§ Exercise brief
Print all entries word for word.
>> START The input
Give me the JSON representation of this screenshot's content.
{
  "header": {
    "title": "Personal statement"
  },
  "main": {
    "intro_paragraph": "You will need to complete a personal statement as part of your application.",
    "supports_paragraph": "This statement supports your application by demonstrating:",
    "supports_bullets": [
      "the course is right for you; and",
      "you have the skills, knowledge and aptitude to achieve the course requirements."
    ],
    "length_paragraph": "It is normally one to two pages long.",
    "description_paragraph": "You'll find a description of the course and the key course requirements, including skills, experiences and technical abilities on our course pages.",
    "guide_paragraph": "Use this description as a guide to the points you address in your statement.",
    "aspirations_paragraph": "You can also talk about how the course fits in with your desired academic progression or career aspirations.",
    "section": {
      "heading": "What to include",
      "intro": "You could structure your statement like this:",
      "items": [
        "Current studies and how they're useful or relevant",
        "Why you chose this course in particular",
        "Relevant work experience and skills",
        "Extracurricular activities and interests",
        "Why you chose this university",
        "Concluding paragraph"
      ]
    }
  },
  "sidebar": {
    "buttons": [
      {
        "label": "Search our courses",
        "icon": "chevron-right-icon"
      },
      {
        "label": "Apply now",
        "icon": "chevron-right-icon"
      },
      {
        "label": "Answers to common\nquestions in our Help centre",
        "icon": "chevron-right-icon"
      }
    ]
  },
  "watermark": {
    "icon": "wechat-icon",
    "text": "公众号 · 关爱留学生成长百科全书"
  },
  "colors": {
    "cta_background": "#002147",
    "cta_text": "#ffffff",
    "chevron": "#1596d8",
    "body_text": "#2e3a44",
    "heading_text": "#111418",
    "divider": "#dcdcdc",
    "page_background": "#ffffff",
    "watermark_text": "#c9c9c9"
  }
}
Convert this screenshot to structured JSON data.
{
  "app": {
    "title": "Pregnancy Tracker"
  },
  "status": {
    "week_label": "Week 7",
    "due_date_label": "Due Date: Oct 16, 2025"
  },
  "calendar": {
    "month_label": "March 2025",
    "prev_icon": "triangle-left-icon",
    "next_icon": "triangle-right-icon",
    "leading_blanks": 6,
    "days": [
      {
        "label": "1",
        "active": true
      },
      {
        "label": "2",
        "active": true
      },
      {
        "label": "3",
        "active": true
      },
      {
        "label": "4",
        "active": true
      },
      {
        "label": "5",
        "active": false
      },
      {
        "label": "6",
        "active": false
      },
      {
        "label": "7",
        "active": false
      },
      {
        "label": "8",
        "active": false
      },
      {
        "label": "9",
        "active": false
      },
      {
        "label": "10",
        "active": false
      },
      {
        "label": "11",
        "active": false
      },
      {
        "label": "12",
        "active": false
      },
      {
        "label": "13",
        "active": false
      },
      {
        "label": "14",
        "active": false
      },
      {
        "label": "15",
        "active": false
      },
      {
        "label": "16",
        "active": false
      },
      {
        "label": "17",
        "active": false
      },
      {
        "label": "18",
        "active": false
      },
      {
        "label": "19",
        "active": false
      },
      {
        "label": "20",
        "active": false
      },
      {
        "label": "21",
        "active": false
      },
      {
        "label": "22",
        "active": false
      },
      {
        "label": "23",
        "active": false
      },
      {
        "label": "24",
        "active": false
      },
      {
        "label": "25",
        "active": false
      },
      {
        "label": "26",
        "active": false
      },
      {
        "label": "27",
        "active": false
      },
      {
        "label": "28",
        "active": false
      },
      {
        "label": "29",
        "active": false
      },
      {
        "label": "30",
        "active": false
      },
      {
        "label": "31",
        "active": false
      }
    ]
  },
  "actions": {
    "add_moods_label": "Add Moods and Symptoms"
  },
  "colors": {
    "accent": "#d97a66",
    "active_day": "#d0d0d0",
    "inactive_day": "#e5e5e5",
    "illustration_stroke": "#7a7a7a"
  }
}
>> END The input
§ Expected answer
Give me the JSON representation of this screenshot's content.
{
  "header": {
    "title": "Personal statement"
  },
  "main": {
    "intro_paragraph": "You will need to complete a personal statement as part of your application.",
    "supports_paragraph": "This statement supports your application by demonstrating:",
    "supports_bullets": [
      "the course is right for you; and",
      "you have the skills, knowledge and aptitude to achieve the course requirements."
    ],
    "length_paragraph": "It is normally one to two pages long.",
    "description_paragraph": "You'll find a description of the course and the key course requirements, including skills, experiences and technical abilities on our course pages.",
    "guide_paragraph": "Use this description as a guide to the points you address in your statement.",
    "aspirations_paragraph": "You can also talk about how the course fits in with your desired academic progression or career aspirations.",
    "section": {
      "heading": "What to include",
      "intro": "You could structure your statement like this:",
      "items": [
        "Current studies and how they're useful or relevant",
        "Why you chose this course in particular",
        "Relevant work experience and skills",
        "Extracurricular activities and interests",
        "Why you chose this university",
        "Concluding paragraph"
      ]
    }
  },
  "sidebar": {
    "buttons": [
      {
        "label": "Search our courses",
        "icon": "chevron-right-icon"
      },
      {
        "label": "Apply now",
        "icon": "chevron-right-icon"
      },
      {
        "label": "Answers to common\nquestions in our Help centre",
        "icon": "chevron-right-icon"
      }
    ]
  },
  "watermark": {
    "icon": "wechat-icon",
    "text": "公众号 · 关爱留学生成长百科全书"
  },
  "colors": {
    "cta_background": "#002147",
    "cta_text": "#ffffff",
    "chevron": "#1596d8",
    "body_text": "#2e3a44",
    "heading_text": "#111418",
    "divider": "#dcdcdc",
    "page_background": "#ffffff",
    "watermark_text": "#c9c9c9"
  }
}
Convert this screenshot to structured JSON data.
{
  "app": {
    "title": "Pregnancy Tracker"
  },
  "status": {
    "week_label": "Week 7",
    "due_date_label": "Due Date: Oct 16, 2025"
  },
  "calendar": {
    "month_label": "March 2025",
    "prev_icon": "triangle-left-icon",
    "next_icon": "triangle-right-icon",
    "leading_blanks": 6,
    "days": [
      {
        "label": "1",
        "active": true
      },
      {
        "label": "2",
        "active": true
      },
      {
        "label": "3",
        "active": true
      },
      {
        "label": "4",
        "active": true
      },
      {
        "label": "5",
        "active": false
      },
      {
        "label": "6",
        "active": false
      },
      {
        "label": "7",
        "active": false
      },
      {
        "label": "8",
        "active": false
      },
      {
        "label": "9",
        "active": false
      },
      {
        "label": "10",
        "active": false
      },
      {
        "label": "11",
        "active": false
      },
      {
        "label": "12",
        "active": false
      },
      {
        "label": "13",
        "active": false
      },
      {
        "label": "14",
        "active": false
      },
      {
        "label": "15",
        "active": false
      },
      {
        "label": "16",
        "active": false
      },
      {
        "label": "17",
        "active": false
      },
      {
        "label": "18",
        "active": false
      },
      {
        "label": "19",
        "active": false
      },
      {
        "label": "20",
        "active": false
      },
      {
        "label": "21",
        "active": false
      },
      {
        "label": "22",
        "active": false
      },
      {
        "label": "23",
        "active": false
      },
      {
        "label": "24",
        "active": false
      },
      {
        "label": "25",
        "active": false
      },
      {
        "label": "26",
        "active": false
      },
      {
        "label": "27",
        "active": false
      },
      {
        "label": "28",
        "active": false
      },
      {
        "label": "29",
        "active": false
      },
      {
        "label": "30",
        "active": false
      },
      {
        "label": "31",
        "active": false
      }
    ]
  },
  "actions": {
    "add_moods_label": "Add Moods and Symptoms"
  },
  "colors": {
    "accent": "#d97a66",
    "active_day": "#d0d0d0",
    "inactive_day": "#e5e5e5",
    "illustration_stroke": "#7a7a7a"
  }
}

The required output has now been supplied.